• GOAL: Check each line of the entries below for the string "with"; copy every line where it appears.

--- START SUPPLIED RECORDS ---

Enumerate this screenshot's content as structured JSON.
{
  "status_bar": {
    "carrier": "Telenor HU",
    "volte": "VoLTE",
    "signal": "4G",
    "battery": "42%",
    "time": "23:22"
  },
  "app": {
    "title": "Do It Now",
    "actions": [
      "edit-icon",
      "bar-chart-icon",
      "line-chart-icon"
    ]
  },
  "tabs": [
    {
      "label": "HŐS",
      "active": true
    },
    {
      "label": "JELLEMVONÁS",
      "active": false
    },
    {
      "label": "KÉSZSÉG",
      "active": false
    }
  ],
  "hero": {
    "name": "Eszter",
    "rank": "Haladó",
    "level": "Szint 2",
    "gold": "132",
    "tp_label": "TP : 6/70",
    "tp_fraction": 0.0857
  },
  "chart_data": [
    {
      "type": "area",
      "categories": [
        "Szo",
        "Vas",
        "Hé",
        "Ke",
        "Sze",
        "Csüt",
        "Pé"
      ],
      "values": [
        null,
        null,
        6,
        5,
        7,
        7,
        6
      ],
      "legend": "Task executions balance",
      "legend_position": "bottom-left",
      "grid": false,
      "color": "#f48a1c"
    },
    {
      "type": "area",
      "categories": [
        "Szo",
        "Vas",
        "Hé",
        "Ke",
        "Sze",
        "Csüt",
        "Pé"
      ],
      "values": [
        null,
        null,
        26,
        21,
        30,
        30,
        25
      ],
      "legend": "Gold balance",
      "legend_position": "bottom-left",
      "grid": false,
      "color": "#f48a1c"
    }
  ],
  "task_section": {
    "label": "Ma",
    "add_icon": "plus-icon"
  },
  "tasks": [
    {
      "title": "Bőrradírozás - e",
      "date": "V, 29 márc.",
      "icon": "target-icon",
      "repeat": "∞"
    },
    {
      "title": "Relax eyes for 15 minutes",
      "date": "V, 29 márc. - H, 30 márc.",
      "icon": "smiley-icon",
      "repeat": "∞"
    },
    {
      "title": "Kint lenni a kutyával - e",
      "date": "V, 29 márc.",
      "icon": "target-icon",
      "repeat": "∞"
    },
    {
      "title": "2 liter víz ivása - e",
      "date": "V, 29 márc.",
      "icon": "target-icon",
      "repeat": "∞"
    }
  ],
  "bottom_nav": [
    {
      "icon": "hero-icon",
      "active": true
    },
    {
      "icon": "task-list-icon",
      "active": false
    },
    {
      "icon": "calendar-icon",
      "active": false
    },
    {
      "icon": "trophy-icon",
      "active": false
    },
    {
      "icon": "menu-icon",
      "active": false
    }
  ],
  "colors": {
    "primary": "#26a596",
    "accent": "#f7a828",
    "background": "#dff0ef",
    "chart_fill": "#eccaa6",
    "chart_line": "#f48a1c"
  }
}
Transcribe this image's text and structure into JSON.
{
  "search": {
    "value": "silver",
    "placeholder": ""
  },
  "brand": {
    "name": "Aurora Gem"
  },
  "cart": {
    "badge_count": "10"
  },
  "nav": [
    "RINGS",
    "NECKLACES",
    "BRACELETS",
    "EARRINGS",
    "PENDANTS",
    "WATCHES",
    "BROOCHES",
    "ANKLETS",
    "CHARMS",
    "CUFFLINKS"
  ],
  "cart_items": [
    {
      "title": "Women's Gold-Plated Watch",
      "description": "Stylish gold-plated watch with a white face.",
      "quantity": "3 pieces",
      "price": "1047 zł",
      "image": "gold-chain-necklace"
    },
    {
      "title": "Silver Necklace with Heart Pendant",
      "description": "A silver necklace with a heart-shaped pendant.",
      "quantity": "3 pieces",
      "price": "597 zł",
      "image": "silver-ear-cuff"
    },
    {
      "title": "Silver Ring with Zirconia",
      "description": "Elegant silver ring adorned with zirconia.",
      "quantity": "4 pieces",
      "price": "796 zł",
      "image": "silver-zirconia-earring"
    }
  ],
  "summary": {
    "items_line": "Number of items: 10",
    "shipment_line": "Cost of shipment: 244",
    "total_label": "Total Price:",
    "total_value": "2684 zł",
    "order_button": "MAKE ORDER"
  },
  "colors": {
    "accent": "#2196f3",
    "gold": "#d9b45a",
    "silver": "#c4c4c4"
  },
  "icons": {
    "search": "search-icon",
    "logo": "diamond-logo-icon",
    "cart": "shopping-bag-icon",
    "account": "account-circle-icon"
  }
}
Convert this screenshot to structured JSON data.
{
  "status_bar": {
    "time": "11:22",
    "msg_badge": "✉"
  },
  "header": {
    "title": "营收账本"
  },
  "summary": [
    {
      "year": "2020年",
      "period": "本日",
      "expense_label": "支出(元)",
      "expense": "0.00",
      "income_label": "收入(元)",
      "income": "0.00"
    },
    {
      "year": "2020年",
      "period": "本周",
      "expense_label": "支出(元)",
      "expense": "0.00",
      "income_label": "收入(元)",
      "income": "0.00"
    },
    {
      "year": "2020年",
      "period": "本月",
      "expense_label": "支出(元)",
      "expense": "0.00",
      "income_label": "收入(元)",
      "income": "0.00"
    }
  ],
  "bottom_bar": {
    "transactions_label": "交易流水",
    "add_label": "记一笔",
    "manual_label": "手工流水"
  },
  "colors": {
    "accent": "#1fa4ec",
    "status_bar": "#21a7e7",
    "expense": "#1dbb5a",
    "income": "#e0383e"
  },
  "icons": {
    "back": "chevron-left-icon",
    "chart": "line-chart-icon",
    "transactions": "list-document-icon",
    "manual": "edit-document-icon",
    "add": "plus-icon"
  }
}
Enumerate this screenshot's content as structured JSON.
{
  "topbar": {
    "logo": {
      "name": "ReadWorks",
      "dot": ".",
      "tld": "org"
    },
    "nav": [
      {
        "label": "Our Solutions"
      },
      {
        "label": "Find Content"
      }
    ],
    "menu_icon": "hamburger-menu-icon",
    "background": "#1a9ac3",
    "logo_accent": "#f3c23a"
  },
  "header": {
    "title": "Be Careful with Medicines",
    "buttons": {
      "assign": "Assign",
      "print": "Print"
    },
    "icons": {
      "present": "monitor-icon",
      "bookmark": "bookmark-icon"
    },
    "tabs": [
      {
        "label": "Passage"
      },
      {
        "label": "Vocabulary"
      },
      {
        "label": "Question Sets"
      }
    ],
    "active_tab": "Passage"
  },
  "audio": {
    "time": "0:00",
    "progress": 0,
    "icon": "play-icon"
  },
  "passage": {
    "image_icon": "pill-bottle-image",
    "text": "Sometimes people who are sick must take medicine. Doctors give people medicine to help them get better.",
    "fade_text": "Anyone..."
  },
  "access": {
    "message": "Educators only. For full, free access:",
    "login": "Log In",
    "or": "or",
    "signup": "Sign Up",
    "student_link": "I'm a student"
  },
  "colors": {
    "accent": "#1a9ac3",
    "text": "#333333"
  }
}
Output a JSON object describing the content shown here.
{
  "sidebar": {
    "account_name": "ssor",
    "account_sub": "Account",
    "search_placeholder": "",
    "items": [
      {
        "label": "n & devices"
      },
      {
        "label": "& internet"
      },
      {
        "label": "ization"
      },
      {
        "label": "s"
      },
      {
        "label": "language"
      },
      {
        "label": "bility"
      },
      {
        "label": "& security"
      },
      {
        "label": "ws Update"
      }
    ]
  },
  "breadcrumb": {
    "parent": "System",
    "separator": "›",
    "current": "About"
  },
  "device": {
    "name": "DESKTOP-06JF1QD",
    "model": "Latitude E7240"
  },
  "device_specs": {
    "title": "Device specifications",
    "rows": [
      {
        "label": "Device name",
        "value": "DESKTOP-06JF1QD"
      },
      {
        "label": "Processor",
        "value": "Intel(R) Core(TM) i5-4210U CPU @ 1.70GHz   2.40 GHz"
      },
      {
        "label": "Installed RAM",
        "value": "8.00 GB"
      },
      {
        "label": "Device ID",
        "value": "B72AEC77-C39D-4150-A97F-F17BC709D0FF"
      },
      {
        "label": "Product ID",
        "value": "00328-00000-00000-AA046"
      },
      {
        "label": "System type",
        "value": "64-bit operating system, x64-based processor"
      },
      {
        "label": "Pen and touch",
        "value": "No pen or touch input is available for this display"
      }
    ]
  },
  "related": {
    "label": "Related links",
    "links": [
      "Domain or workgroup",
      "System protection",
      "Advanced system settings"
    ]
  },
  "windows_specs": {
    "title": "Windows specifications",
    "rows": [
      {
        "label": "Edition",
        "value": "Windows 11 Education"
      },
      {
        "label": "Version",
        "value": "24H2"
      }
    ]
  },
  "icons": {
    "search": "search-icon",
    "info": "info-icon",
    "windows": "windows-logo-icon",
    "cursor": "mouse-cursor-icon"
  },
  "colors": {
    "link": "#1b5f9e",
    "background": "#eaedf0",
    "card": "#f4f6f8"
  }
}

--- END SUPPLIED RECORDS ---

• SOLUTION TO THIS EXERCISE:
      "description": "Stylish gold-plated watch with a white face.",
      "title": "Silver Necklace with Heart Pendant",
      "description": "A silver necklace with a heart-shaped pendant.",
      "title": "Silver Ring with Zirconia",
      "description": "Elegant silver ring adorned with zirconia.",
    "title": "Be Careful with Medicines",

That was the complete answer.